## SUPPLIED ENTRIES
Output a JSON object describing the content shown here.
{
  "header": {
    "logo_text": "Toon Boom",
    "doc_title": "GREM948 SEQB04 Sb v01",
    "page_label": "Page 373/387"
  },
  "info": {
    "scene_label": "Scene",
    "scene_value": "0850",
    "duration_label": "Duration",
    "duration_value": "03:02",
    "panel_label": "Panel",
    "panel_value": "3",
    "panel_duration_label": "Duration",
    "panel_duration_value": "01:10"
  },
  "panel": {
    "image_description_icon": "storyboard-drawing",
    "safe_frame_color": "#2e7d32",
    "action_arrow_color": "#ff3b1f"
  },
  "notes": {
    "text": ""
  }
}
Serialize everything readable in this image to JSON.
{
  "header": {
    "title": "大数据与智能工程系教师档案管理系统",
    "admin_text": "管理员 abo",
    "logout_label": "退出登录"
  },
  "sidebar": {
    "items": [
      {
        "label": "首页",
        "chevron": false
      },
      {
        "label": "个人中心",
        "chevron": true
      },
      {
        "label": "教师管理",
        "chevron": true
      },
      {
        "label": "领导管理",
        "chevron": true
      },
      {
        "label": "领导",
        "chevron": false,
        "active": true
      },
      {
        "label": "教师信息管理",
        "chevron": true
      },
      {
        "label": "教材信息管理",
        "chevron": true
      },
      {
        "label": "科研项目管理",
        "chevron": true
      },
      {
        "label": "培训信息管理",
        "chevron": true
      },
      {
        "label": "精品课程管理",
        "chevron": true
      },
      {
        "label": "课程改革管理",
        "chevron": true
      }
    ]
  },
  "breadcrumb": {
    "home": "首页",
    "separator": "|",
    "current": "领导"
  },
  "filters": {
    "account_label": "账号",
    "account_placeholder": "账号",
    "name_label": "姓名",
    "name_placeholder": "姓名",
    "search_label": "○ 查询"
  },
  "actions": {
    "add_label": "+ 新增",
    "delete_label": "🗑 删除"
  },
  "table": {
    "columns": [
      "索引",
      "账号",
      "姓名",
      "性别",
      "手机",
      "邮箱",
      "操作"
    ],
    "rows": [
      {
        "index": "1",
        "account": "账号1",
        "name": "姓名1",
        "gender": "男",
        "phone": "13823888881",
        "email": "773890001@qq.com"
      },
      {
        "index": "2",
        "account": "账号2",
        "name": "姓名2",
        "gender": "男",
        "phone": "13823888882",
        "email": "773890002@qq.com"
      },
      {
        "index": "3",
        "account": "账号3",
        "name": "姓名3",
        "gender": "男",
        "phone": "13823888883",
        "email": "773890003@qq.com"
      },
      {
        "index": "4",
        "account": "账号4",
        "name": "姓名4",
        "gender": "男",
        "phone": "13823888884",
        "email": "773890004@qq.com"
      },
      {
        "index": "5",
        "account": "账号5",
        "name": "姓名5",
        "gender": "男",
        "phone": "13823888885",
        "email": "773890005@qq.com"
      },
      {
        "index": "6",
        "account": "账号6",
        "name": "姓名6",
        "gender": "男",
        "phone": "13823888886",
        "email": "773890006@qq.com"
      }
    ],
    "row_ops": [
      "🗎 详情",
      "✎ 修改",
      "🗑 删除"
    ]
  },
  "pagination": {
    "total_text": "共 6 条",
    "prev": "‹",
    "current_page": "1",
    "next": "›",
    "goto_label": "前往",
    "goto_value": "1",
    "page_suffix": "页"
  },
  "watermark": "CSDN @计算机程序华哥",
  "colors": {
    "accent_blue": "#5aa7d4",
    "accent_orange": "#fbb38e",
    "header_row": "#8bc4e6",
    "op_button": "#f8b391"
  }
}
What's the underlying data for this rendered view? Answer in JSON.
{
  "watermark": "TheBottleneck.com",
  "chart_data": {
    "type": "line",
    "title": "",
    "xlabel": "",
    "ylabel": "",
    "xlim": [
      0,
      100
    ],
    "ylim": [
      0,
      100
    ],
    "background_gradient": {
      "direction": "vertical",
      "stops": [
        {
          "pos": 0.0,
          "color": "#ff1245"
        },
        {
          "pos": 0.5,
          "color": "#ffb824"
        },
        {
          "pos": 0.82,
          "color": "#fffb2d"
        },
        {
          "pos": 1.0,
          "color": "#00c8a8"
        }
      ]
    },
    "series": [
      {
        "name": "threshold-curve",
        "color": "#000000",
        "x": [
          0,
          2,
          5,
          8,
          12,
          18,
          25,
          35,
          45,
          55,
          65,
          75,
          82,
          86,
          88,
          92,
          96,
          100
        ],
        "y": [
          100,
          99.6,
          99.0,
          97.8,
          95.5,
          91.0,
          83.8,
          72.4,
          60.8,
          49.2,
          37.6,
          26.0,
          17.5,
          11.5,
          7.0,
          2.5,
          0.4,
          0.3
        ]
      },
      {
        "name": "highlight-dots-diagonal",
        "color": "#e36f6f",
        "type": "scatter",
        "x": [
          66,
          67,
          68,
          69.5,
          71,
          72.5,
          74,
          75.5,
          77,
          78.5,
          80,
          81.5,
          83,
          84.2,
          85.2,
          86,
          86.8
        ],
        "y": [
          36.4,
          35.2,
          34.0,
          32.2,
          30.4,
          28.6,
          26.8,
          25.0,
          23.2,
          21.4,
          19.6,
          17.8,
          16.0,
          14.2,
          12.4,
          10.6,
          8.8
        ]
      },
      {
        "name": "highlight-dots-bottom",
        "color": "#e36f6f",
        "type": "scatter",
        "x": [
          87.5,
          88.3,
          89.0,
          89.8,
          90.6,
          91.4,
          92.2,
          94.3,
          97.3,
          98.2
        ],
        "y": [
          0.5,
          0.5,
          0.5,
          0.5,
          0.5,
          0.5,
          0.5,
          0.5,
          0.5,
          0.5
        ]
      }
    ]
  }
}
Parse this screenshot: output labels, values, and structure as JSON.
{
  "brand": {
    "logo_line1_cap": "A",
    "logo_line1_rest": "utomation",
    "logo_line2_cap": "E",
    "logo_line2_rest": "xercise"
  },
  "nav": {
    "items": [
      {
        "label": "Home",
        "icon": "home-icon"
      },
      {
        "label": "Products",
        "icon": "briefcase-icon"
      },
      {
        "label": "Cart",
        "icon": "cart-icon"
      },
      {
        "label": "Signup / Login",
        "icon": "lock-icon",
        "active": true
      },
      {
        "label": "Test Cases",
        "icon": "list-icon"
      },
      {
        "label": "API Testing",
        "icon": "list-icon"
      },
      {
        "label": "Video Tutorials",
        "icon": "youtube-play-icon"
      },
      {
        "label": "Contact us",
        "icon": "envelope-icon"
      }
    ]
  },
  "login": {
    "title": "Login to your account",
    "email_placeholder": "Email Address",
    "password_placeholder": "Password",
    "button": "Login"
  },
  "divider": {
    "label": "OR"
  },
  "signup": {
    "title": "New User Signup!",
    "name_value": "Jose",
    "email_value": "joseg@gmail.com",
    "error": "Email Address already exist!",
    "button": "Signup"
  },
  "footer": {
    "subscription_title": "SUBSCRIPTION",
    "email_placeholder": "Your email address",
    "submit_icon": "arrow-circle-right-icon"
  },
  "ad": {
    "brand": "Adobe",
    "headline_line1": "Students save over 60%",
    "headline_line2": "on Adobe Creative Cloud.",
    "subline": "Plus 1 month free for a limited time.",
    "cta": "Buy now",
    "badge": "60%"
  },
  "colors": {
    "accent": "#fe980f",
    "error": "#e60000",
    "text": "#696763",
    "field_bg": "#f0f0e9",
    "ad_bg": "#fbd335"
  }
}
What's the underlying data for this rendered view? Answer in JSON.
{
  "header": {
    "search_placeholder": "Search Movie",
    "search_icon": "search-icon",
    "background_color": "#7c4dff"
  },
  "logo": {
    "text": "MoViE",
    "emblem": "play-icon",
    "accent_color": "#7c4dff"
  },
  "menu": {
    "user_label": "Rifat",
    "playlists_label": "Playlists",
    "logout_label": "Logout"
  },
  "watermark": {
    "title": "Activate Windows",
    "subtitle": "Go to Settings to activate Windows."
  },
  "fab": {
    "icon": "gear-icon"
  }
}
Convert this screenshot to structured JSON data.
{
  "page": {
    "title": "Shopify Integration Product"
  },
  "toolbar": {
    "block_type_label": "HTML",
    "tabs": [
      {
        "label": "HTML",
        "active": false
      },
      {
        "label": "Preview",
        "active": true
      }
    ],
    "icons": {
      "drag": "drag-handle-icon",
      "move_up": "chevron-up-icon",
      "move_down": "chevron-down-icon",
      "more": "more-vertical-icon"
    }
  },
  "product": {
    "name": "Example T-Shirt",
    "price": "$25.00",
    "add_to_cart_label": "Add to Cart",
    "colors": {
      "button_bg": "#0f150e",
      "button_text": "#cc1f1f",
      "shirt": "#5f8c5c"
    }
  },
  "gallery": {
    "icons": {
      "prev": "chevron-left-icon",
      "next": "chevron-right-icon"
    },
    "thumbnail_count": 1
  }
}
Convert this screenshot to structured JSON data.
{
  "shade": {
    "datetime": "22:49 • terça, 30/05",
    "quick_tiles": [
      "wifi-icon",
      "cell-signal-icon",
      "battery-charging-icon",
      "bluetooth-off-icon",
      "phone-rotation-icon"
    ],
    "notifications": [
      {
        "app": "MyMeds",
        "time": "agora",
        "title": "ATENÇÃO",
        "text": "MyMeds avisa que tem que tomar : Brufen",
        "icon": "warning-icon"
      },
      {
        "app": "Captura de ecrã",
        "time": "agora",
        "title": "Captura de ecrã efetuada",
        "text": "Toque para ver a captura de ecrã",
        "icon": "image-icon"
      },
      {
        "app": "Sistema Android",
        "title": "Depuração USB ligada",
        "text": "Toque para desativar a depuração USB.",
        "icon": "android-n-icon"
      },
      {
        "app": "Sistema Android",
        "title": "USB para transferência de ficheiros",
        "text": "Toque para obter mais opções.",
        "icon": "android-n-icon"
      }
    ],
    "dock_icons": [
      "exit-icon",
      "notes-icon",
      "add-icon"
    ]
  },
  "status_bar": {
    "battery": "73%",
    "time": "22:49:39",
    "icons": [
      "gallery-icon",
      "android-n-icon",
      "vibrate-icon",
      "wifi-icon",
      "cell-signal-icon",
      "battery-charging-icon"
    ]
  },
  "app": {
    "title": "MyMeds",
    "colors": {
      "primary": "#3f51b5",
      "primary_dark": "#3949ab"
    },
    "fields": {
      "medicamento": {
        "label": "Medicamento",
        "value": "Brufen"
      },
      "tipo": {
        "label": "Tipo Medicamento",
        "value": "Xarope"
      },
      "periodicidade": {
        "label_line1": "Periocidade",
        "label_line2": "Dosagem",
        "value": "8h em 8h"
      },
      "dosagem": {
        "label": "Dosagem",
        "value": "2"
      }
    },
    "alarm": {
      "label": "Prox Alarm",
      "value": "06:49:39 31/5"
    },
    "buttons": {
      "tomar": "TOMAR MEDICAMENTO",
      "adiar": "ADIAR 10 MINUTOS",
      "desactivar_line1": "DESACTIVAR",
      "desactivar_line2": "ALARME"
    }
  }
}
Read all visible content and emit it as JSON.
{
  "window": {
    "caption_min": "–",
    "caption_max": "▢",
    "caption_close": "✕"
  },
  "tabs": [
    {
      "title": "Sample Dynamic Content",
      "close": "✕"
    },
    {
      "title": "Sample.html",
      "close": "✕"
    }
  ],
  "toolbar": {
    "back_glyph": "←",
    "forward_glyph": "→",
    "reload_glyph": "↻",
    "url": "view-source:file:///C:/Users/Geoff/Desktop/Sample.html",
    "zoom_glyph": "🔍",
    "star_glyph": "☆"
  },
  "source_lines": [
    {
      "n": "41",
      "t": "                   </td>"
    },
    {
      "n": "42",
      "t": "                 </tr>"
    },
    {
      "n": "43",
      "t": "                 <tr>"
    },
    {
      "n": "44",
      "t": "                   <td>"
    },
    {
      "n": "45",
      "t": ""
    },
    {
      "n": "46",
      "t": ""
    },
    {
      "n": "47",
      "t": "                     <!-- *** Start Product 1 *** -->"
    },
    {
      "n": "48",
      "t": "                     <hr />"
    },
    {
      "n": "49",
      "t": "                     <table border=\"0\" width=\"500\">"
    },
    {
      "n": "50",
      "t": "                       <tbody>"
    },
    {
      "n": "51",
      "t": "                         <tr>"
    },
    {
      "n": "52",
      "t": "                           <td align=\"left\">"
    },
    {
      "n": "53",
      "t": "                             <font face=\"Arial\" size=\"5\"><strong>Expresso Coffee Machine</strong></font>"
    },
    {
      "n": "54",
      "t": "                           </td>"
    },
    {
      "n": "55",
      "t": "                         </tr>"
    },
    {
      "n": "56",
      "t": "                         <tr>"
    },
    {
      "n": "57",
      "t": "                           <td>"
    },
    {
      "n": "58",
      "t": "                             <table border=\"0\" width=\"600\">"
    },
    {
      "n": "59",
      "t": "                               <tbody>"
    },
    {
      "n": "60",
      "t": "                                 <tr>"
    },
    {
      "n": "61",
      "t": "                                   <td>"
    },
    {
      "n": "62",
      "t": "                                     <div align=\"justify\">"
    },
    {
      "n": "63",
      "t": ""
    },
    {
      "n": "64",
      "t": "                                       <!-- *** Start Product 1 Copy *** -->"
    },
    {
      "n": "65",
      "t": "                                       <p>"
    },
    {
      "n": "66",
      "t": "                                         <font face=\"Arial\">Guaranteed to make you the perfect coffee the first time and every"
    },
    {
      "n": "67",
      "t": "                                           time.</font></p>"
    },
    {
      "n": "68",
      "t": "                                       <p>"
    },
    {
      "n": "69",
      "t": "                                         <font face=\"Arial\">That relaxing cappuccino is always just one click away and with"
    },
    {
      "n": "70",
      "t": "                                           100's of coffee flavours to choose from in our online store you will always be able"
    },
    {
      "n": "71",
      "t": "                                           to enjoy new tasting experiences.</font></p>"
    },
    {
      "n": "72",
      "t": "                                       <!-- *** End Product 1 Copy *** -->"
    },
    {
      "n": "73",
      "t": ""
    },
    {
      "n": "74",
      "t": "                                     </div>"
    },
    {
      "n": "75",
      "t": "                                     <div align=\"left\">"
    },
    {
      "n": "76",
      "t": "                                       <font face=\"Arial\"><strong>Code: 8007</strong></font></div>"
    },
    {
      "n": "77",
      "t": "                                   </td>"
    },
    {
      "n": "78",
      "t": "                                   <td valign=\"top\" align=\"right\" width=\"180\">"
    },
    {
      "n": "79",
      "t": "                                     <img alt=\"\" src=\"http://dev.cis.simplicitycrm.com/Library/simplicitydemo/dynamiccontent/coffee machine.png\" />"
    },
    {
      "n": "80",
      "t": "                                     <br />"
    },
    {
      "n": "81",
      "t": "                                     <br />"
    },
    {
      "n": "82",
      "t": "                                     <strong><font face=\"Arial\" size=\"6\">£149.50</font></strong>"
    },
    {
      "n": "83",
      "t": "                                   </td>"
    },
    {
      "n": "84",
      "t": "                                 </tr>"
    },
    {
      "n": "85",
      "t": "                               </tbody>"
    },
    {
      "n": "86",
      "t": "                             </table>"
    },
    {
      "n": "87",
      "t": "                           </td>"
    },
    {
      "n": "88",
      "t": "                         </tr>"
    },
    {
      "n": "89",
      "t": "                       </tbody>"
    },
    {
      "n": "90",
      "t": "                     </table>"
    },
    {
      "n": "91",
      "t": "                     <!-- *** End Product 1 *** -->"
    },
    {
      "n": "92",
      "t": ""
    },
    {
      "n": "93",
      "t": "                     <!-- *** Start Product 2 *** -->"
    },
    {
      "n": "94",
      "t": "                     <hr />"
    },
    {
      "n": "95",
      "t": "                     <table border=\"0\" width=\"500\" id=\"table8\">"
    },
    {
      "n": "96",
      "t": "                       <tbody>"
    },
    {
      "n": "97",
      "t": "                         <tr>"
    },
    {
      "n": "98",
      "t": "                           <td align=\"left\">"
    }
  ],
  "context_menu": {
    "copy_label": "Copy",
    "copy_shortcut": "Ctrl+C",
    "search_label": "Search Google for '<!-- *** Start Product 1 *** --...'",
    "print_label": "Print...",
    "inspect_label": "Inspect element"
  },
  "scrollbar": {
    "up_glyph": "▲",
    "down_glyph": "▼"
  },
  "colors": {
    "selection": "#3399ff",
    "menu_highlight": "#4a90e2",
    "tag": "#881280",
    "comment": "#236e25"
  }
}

## TASK GOAL
Pick out every line above that holds the word "index" and copy it.

## COMPLETED EXERCISE
        "index": "1",
        "index": "2",
        "index": "3",
        "index": "4",
        "index": "5",
        "index": "6",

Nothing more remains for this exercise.